● **DIRECTIONS**
Exclude images, then output the remaining data verbatim.

● **RECORDS TO USE**
◆ ◆ ◆ ◆ ◆ ◆ ◆

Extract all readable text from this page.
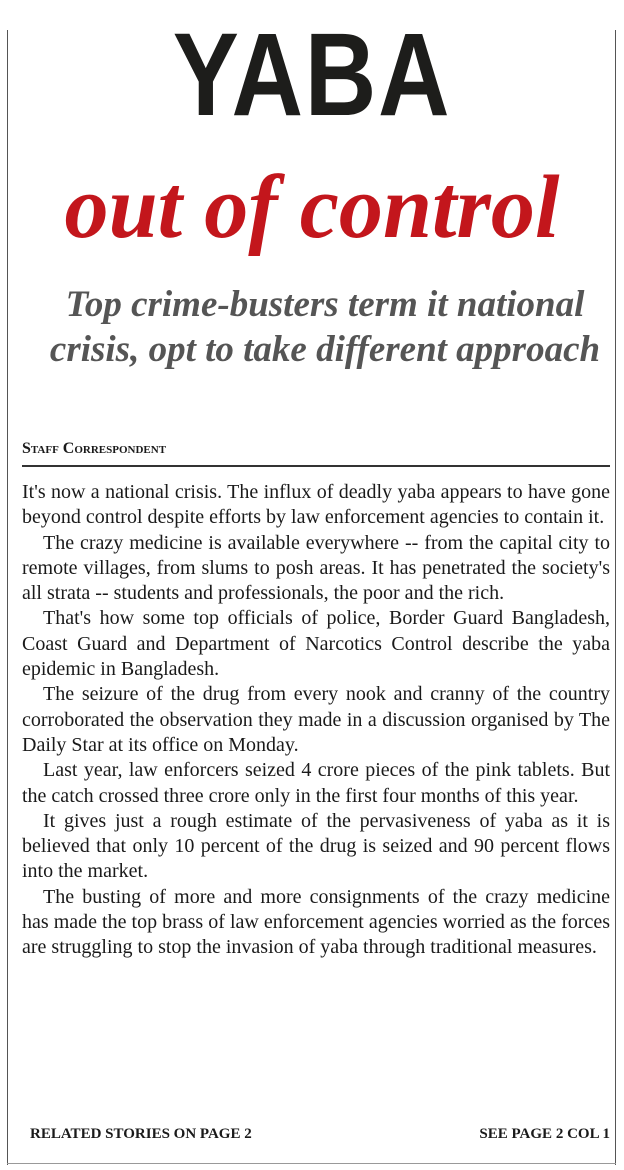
YABA
out of control
Top crime-busters term it national crisis, opt to take different approach
Staff Correspondent

It's now a national crisis. The influx of deadly yaba appears to have gone beyond control despite efforts by law enforcement agencies to contain it.

The crazy medicine is available everywhere -- from the capital city to remote villages, from slums to posh areas. It has penetrated the society's all strata -- students and professionals, the poor and the rich.

That's how some top officials of police, Border Guard Bangladesh, Coast Guard and Department of Narcotics Control describe the yaba epidemic in Bangladesh.

The seizure of the drug from every nook and cranny of the country corroborated the observation they made in a discussion organised by The Daily Star at its office on Monday.

Last year, law enforcers seized 4 crore pieces of the pink tablets. But the catch crossed three crore only in the first four months of this year.

It gives just a rough estimate of the pervasiveness of yaba as it is believed that only 10 percent of the drug is seized and 90 percent flows into the market.

The busting of more and more consignments of the crazy medicine has made the top brass of law enforcement agencies worried as the forces are struggling to stop the invasion of yaba through traditional measures.

RELATED STORIES ON PAGE 2	SEE PAGE 2 COL 1
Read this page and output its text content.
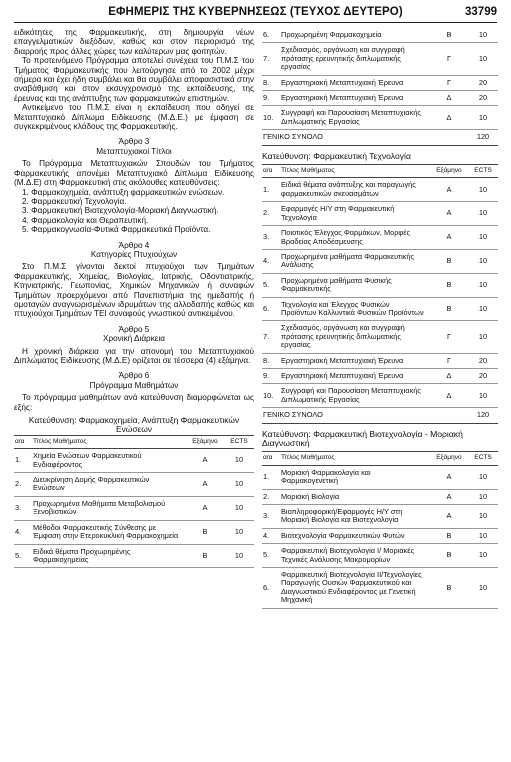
ΕΦΗΜΕΡΙΣ ΤΗΣ ΚΥΒΕΡΝΗΣΕΩΣ (ΤΕΥΧΟΣ ΔΕΥΤΕΡΟ)	33799

ειδικότητες της Φαρμακευτικής, στη δημιουργία νέων επαγγελματικών διεξόδων, καθώς και στον περιορισμό της διαρροής προς άλλες χώρες των καλύτερων μας φοιτητών.

Το προτεινόμενο Πρόγραμμα αποτελεί συνέχεια του Π.Μ.Σ του Τμήματος Φαρμακευτικής που λειτούργησε από το 2002 μέχρι σήμερα και έχει ήδη συμβάλει και θα συμβάλει αποφασιστικά στην αναβάθμιση και στον εκσυγχρονισμό της εκπαίδευσης, της έρευνας και της ανάπτυξης των φαρμακευτικών επιστημών.

Αντικείμενο του Π.Μ.Σ είναι η εκπαίδευση που οδηγεί σε Μεταπτυχιακό Δίπλωμα Ειδίκευσης (Μ.Δ.Ε.) με έμφαση σε συγκεκριμένους κλάδους της Φαρμακευτικής.

Άρθρο 3
Μεταπτυχιακοί Τίτλοι

Το Πρόγραμμα Μεταπτυχιακών Σπουδών του Τμήματος Φαρμακευτικής απονέμει Μεταπτυχιακό Δίπλωμα Ειδίκευσης (Μ.Δ.Ε) στη Φαρμακευτική στις ακόλουθες κατευθύνσεις:

1. Φαρμακοχημεία, ανάπτυξη φαρμακευτικών ενώσεων.
2. Φαρμακευτική Τεχνολογία.
3. Φαρμακευτική Βιοτεχνολογία-Μοριακή Διαγνωστική.
4. Φαρμακολογία και Θεραπευτική.
5. Φαρμακογνωσία-Φυτικά Φαρμακευτικά Προϊόντα.
Άρθρο 4
Κατηγορίες Πτυχιούχων

Στο Π.Μ.Σ γίνονται δεκτοί πτυχιούχοι των Τμημάτων Φαρμακευτικής, Χημείας, Βιολογίας, Ιατρικής, Οδοντιατρικής, Κτηνιατρικής, Γεωπονίας, Χημικών Μηχανικών ή συναφών Τμημάτων προερχόμενοι από Πανεπιστήμια της ημεδαπής ή ομοταγών αναγνωρισμένων ιδρυμάτων της αλλοδαπής καθώς και πτυχιούχοι Τμημάτων ΤΕΙ συναφούς γνωστικού αντικειμένου.

Άρθρο 5
Χρονική Διάρκεια

Η χρονική διάρκεια για την απονομή του Μεταπτυχιακού Διπλώματος Ειδίκευσης (Μ.Δ.Ε) ορίζεται σε τέσσερα (4) εξάμηνα.

Άρθρο 6
Πρόγραμμα Μαθημάτων

Το πρόγραμμα μαθημάτων ανά κατεύθυνση διαμορφώνεται ως εξής:

Κατεύθυνση: Φαρμακοχημεία, Ανάπτυξη Φαρμακευτικών Ενώσεων
α/α	Τίτλος Μαθήματος	Εξάμηνο	ECTS
1.	Χημεία Ενώσεων Φαρμακευτικού Ενδιαφέροντος	Α	10
2.	Διευκρίνηση Δομής Φαρμακευτικών Ενώσεων	Α	10
3.	Προχωρημένα Μαθήματα Μεταβολισμού Ξενοβιοτικών	Α	10
4.	Μέθοδοι Φαρμακευτικής Σύνθεσης με Έμφαση στην Ετεροκυκλική Φαρμακοχημεία	Β	10
5.	Ειδικά θέματα Προχωρημένης Φαρμακοχημείας	Β	10
6.	Προχωρημένη Φαρμακοχημεία	Β	10
7.	Σχεδιασμός, οργάνωση και συγγραφή πρότασης ερευνητικής διπλωματικής εργασίας	Γ	10
8.	Εργαστηριακή Μεταπτυχιακή Έρευνα	Γ	20
9.	Εργαστηριακή Μεταπτυχιακή Έρευνα	Δ	20
10.	Συγγραφή και Παρουσίαση Μεταπτυχιακής Διπλωματικής Εργασίας	Δ	10
ΓΕΝΙΚΟ ΣΥΝΟΛΟ			120
Κατεύθυνση: Φαρμακευτική Τεχνολογία
α/α	Τίτλος Μαθήματος	Εξάμηνο	ECTS
1.	Ειδικά θέματα ανάπτυξης και παραγωγής φαρμακευτικών σκευασμάτων	Α	10
2.	Εφαρμογές Η/Υ στη Φαρμακευτική Τεχνολογία	Α	10
3.	Ποιοτικός Έλεγχος Φαρμάκων, Μορφές Βραδείας Αποδέσμευσης	Α	10
4.	Προχωρημένα μαθήματα Φαρμακευτικής Ανάλυσης	Β	10
5.	Προχωρημένα μαθήματα Φυσικής Φαρμακευτικής	Β	10
6.	Τεχνολογία και Έλεγχος Φυσικών Προϊόντων Καλλυντικά Φυσικών Προϊόντων	Β	10
7.	Σχεδιασμός, οργάνωση και συγγραφή πρότασης ερευνητικής διπλωματικής εργασίας	Γ	10
8.	Εργαστηριακή Μεταπτυχιακή Έρευνα	Γ	20
9.	Εργαστηριακή Μεταπτυχιακή Έρευνα	Δ	20
10.	Συγγραφή και Παρουσίαση Μεταπτυχιακής Διπλωματικής Εργασίας	Δ	10
ΓΕΝΙΚΟ ΣΥΝΟΛΟ			120
Κατεύθυνση: Φαρμακευτική Βιοτεχνολογία - Μοριακή Διαγνωστική
α/α	Τίτλος Μαθήματος	Εξάμηνο	ECTS
1.	Μοριακή Φαρμακολογία και Φαρμακογενετική	Α	10
2.	Μοριακή Βιολογία	Α	10
3.	Βιοπληροφορική/Εφαρμογές Η/Υ στη Μοριακή Βιολογία και Βιοτεχνολογία	Α	10
4.	Βιοτεχνολογία Φαρμακευτικών Φυτών	Β	10
5.	Φαρμακευτική Βιοτεχνολογία Ι/ Μοριακές Τεχνικές Ανάλυσης Μακρομορίων	Β	10
6.	Φαρμακευτική Βιοτεχνολογία ΙΙ/Τεχνολογίες Παραγωγής Ουσιών Φαρμακευτικού και Διαγνωστικού Ενδιαφέροντος με Γενετική Μηχανική	Β	10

◆ ◆ ◆ ◆ ◆ ◆ ◆

● **RESPONSE**
Extract all readable text from this page.
YABA
out of control
Top crime-busters term it national crisis, opt to take different approach
Staff Correspondent

It's now a national crisis. The influx of deadly yaba appears to have gone beyond control despite efforts by law enforcement agencies to contain it.

The crazy medicine is available everywhere -- from the capital city to remote villages, from slums to posh areas. It has penetrated the society's all strata -- students and professionals, the poor and the rich.

That's how some top officials of police, Border Guard Bangladesh, Coast Guard and Department of Narcotics Control describe the yaba epidemic in Bangladesh.

The seizure of the drug from every nook and cranny of the country corroborated the observation they made in a discussion organised by The Daily Star at its office on Monday.

Last year, law enforcers seized 4 crore pieces of the pink tablets. But the catch crossed three crore only in the first four months of this year.

It gives just a rough estimate of the pervasiveness of yaba as it is believed that only 10 percent of the drug is seized and 90 percent flows into the market.

The busting of more and more consignments of the crazy medicine has made the top brass of law enforcement agencies worried as the forces are struggling to stop the invasion of yaba through traditional measures.

RELATED STORIES ON PAGE 2	SEE PAGE 2 COL 1
Read this page and output its text content.
ΕΦΗΜΕΡΙΣ ΤΗΣ ΚΥΒΕΡΝΗΣΕΩΣ (ΤΕΥΧΟΣ ΔΕΥΤΕΡΟ)	33799

ειδικότητες της Φαρμακευτικής, στη δημιουργία νέων επαγγελματικών διεξόδων, καθώς και στον περιορισμό της διαρροής προς άλλες χώρες των καλύτερων μας φοιτητών.

Το προτεινόμενο Πρόγραμμα αποτελεί συνέχεια του Π.Μ.Σ του Τμήματος Φαρμακευτικής που λειτούργησε από το 2002 μέχρι σήμερα και έχει ήδη συμβάλει και θα συμβάλει αποφασιστικά στην αναβάθμιση και στον εκσυγχρονισμό της εκπαίδευσης, της έρευνας και της ανάπτυξης των φαρμακευτικών επιστημών.

Αντικείμενο του Π.Μ.Σ είναι η εκπαίδευση που οδηγεί σε Μεταπτυχιακό Δίπλωμα Ειδίκευσης (Μ.Δ.Ε.) με έμφαση σε συγκεκριμένους κλάδους της Φαρμακευτικής.

Άρθρο 3
Μεταπτυχιακοί Τίτλοι

Το Πρόγραμμα Μεταπτυχιακών Σπουδών του Τμήματος Φαρμακευτικής απονέμει Μεταπτυχιακό Δίπλωμα Ειδίκευσης (Μ.Δ.Ε) στη Φαρμακευτική στις ακόλουθες κατευθύνσεις:

1. Φαρμακοχημεία, ανάπτυξη φαρμακευτικών ενώσεων.
2. Φαρμακευτική Τεχνολογία.
3. Φαρμακευτική Βιοτεχνολογία-Μοριακή Διαγνωστική.
4. Φαρμακολογία και Θεραπευτική.
5. Φαρμακογνωσία-Φυτικά Φαρμακευτικά Προϊόντα.
Άρθρο 4
Κατηγορίες Πτυχιούχων

Στο Π.Μ.Σ γίνονται δεκτοί πτυχιούχοι των Τμημάτων Φαρμακευτικής, Χημείας, Βιολογίας, Ιατρικής, Οδοντιατρικής, Κτηνιατρικής, Γεωπονίας, Χημικών Μηχανικών ή συναφών Τμημάτων προερχόμενοι από Πανεπιστήμια της ημεδαπής ή ομοταγών αναγνωρισμένων ιδρυμάτων της αλλοδαπής καθώς και πτυχιούχοι Τμημάτων ΤΕΙ συναφούς γνωστικού αντικειμένου.

Άρθρο 5
Χρονική Διάρκεια

Η χρονική διάρκεια για την απονομή του Μεταπτυχιακού Διπλώματος Ειδίκευσης (Μ.Δ.Ε) ορίζεται σε τέσσερα (4) εξάμηνα.

Άρθρο 6
Πρόγραμμα Μαθημάτων

Το πρόγραμμα μαθημάτων ανά κατεύθυνση διαμορφώνεται ως εξής:

Κατεύθυνση: Φαρμακοχημεία, Ανάπτυξη Φαρμακευτικών Ενώσεων
α/α	Τίτλος Μαθήματος	Εξάμηνο	ECTS
1.	Χημεία Ενώσεων Φαρμακευτικού Ενδιαφέροντος	Α	10
2.	Διευκρίνηση Δομής Φαρμακευτικών Ενώσεων	Α	10
3.	Προχωρημένα Μαθήματα Μεταβολισμού Ξενοβιοτικών	Α	10
4.	Μέθοδοι Φαρμακευτικής Σύνθεσης με Έμφαση στην Ετεροκυκλική Φαρμακοχημεία	Β	10
5.	Ειδικά θέματα Προχωρημένης Φαρμακοχημείας	Β	10
6.	Προχωρημένη Φαρμακοχημεία	Β	10
7.	Σχεδιασμός, οργάνωση και συγγραφή πρότασης ερευνητικής διπλωματικής εργασίας	Γ	10
8.	Εργαστηριακή Μεταπτυχιακή Έρευνα	Γ	20
9.	Εργαστηριακή Μεταπτυχιακή Έρευνα	Δ	20
10.	Συγγραφή και Παρουσίαση Μεταπτυχιακής Διπλωματικής Εργασίας	Δ	10
ΓΕΝΙΚΟ ΣΥΝΟΛΟ			120
Κατεύθυνση: Φαρμακευτική Τεχνολογία
α/α	Τίτλος Μαθήματος	Εξάμηνο	ECTS
1.	Ειδικά θέματα ανάπτυξης και παραγωγής φαρμακευτικών σκευασμάτων	Α	10
2.	Εφαρμογές Η/Υ στη Φαρμακευτική Τεχνολογία	Α	10
3.	Ποιοτικός Έλεγχος Φαρμάκων, Μορφές Βραδείας Αποδέσμευσης	Α	10
4.	Προχωρημένα μαθήματα Φαρμακευτικής Ανάλυσης	Β	10
5.	Προχωρημένα μαθήματα Φυσικής Φαρμακευτικής	Β	10
6.	Τεχνολογία και Έλεγχος Φυσικών Προϊόντων Καλλυντικά Φυσικών Προϊόντων	Β	10
7.	Σχεδιασμός, οργάνωση και συγγραφή πρότασης ερευνητικής διπλωματικής εργασίας	Γ	10
8.	Εργαστηριακή Μεταπτυχιακή Έρευνα	Γ	20
9.	Εργαστηριακή Μεταπτυχιακή Έρευνα	Δ	20
10.	Συγγραφή και Παρουσίαση Μεταπτυχιακής Διπλωματικής Εργασίας	Δ	10
ΓΕΝΙΚΟ ΣΥΝΟΛΟ			120
Κατεύθυνση: Φαρμακευτική Βιοτεχνολογία - Μοριακή Διαγνωστική
α/α	Τίτλος Μαθήματος	Εξάμηνο	ECTS
1.	Μοριακή Φαρμακολογία και Φαρμακογενετική	Α	10
2.	Μοριακή Βιολογία	Α	10
3.	Βιοπληροφορική/Εφαρμογές Η/Υ στη Μοριακή Βιολογία και Βιοτεχνολογία	Α	10
4.	Βιοτεχνολογία Φαρμακευτικών Φυτών	Β	10
5.	Φαρμακευτική Βιοτεχνολογία Ι/ Μοριακές Τεχνικές Ανάλυσης Μακρομορίων	Β	10
6.	Φαρμακευτική Βιοτεχνολογία ΙΙ/Τεχνολογίες Παραγωγής Ουσιών Φαρμακευτικού και Διαγνωστικού Ενδιαφέροντος με Γενετική Μηχανική	Β	10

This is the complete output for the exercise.